EXTRAIT DU TEXTE >>

Mais laissons la polémique et revenons au propos de départ, croire en l'Histoire. Au milieu de son essai, Hartog commente - à la manière de Ricoeur - trois allégories de l'Histoire, une Allégorie des faits mémorables de Napoléon 1er par Bellecourt, une scupture de Kiefer (Pavot et Mémoire, guère éclairante...) et une oeuvre de Paul Klee qui fut la propriété de W.Benjamin. Le philosophe en parlait en ces termes un peu avant sa mort en 1940 : « Il existe un tableau de Klee qui s'intitule Angelus Novus. Il représente un ange qui semble avoir dessein de s'éloigner de ce à quoi son regard semble rivé. Ses yeux sont écarquillés, sa bouche ouverte, ses ailes déployées. Tel est l'aspect que doit avoir nécessairement l'ange de l'histoire. Il a le visage tourné vers le passé. Où paraît devant nous une suite d'événements, il ne voit qu'une seule et unique catastrophe, qui ne cesse d'amonceler ruines sur ruines et les jette à ses pieds. Il voudrait bien s'attarder, réveiller les morts et rassembler les vaincus. Mais du paradis souffle une tempête qui s'est prise dans ses ailes, si forte que l'ange ne peut plus les refermer. Cette tempête le pousse incessamment vers l'avenir auquel il tourne le dos, cependant que jusqu'au ciel devant lui s'accumulent les ruines. Cette tempête est ce que nous appelons le progrès. »

VOTRE TÂCHE >> Dans l'extrait sur l'Angelus Novus, quel nom Benjamin donne-t-il à la tempête qui pousse l'ange vers l'avenir ? Les lignes ne sont pas nécessaires pour répondre.

EXTRAIT DES DONNÉES >>
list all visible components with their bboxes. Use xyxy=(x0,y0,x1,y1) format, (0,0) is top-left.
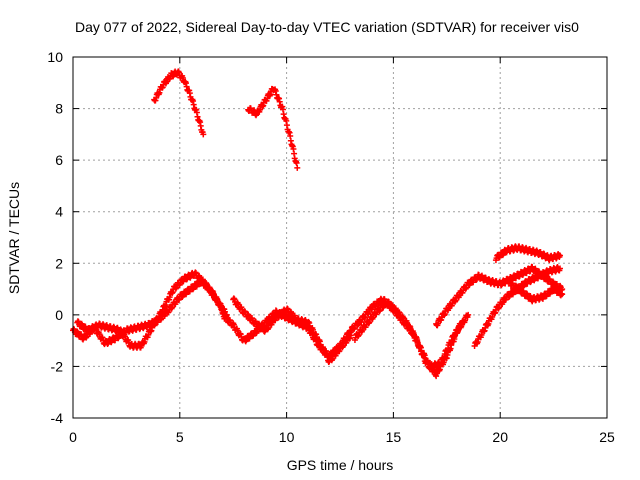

RÉPONSE >> Il la nomme le progrès.